__What needs to be done__.
Locate every line in the records that contains the string "Image" and copy each of those lines.

[Item position entries]

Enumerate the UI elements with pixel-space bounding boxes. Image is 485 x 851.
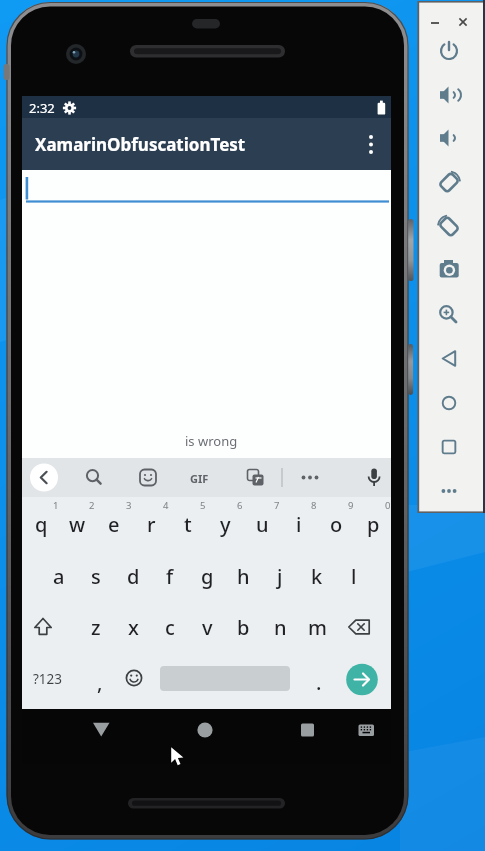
staticText: o (330, 511, 343, 538)
staticText: f (166, 563, 174, 590)
staticText: 2 (89, 499, 95, 512)
button[interactable]: w (59, 498, 95, 550)
staticText: q (35, 511, 48, 538)
button[interactable]: u (244, 498, 280, 550)
button[interactable]: y (207, 498, 243, 550)
staticText: u (256, 511, 269, 538)
button[interactable]: r (133, 498, 169, 550)
button[interactable] (345, 601, 378, 653)
button[interactable]: i (281, 498, 317, 550)
button[interactable] (118, 653, 150, 703)
button[interactable] (27, 601, 59, 653)
button[interactable] (433, 122, 465, 154)
staticText: t (184, 511, 192, 538)
button[interactable] (433, 431, 465, 463)
button[interactable]: g (189, 550, 225, 602)
staticText: r (147, 511, 156, 538)
button[interactable]: . (301, 656, 337, 708)
button[interactable]: e (96, 498, 132, 550)
button[interactable] (134, 463, 162, 491)
button[interactable]: k (299, 550, 335, 602)
button[interactable] (433, 167, 465, 199)
staticText: 9 (348, 499, 354, 512)
staticText: 4 (163, 499, 169, 512)
staticText: g (201, 563, 214, 590)
button[interactable]: t (170, 498, 206, 550)
button[interactable]: j (262, 550, 298, 602)
button[interactable] (80, 463, 108, 491)
staticText: GIF (190, 471, 209, 486)
staticText: l (351, 563, 357, 590)
button[interactable] (241, 463, 269, 491)
button[interactable] (433, 387, 465, 419)
button[interactable]: v (189, 601, 225, 653)
staticText: m (308, 614, 327, 641)
staticText: . (316, 669, 322, 696)
button[interactable] (427, 15, 443, 31)
button[interactable] (296, 463, 324, 491)
staticText: z (91, 614, 101, 641)
button[interactable] (433, 475, 465, 507)
button[interactable] (186, 463, 214, 491)
button[interactable]: s (78, 550, 114, 602)
staticText: ?123 (33, 670, 63, 688)
staticText: 1 (53, 499, 59, 512)
button[interactable] (344, 708, 388, 752)
button[interactable]: q (23, 498, 59, 550)
button[interactable] (433, 79, 465, 111)
button[interactable] (160, 653, 290, 703)
staticText: p (367, 511, 380, 538)
button[interactable] (433, 297, 465, 329)
staticText: h (237, 563, 250, 590)
button[interactable] (79, 708, 123, 752)
staticText: j (277, 563, 283, 590)
button[interactable]: n (262, 601, 298, 653)
button[interactable]: m (299, 601, 335, 653)
staticText: a (53, 563, 65, 590)
staticText: 6 (237, 499, 243, 512)
button[interactable]: z (78, 601, 114, 653)
button[interactable] (433, 35, 465, 67)
staticText: i (296, 511, 302, 538)
staticText: n (274, 614, 287, 641)
staticText: 7 (274, 499, 280, 512)
button[interactable] (22, 170, 391, 210)
staticText: y (220, 511, 231, 538)
button[interactable] (433, 254, 465, 286)
staticText: c (165, 614, 175, 641)
button[interactable]: l (336, 550, 372, 602)
button[interactable] (433, 211, 465, 243)
button[interactable] (360, 463, 388, 491)
staticText: 2:32 (29, 99, 55, 117)
button[interactable] (433, 343, 465, 375)
staticText: 0 (385, 499, 391, 512)
button[interactable] (183, 708, 227, 752)
staticText: , (97, 669, 103, 696)
staticText: b (237, 614, 250, 641)
button[interactable]: p (355, 498, 391, 550)
button[interactable]: f (152, 550, 188, 602)
staticText: 8 (311, 499, 317, 512)
staticText: is wrong (185, 432, 238, 450)
button[interactable]: a (41, 550, 77, 602)
staticText: d (127, 563, 140, 590)
button[interactable]: b (225, 601, 261, 653)
staticText: w (69, 511, 86, 538)
staticText: s (91, 563, 101, 590)
button[interactable] (455, 14, 471, 30)
staticText: e (108, 511, 120, 538)
button[interactable] (30, 463, 58, 491)
staticText: x (128, 614, 139, 641)
button[interactable] (344, 653, 380, 703)
button[interactable]: x (115, 601, 151, 653)
button[interactable]: o (318, 498, 354, 550)
button[interactable]: d (115, 550, 151, 602)
staticText: 5 (200, 499, 206, 512)
button[interactable]: h (225, 550, 261, 602)
button[interactable] (285, 708, 329, 752)
button[interactable] (355, 120, 391, 170)
button[interactable]: c (152, 601, 188, 653)
button[interactable] (27, 653, 73, 703)
staticText: v (202, 614, 213, 641)
button[interactable]: , (82, 656, 118, 708)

__Full answer__.
Enumerate the UI elements with pixel-space bounding boxes. Image is 485 x 851.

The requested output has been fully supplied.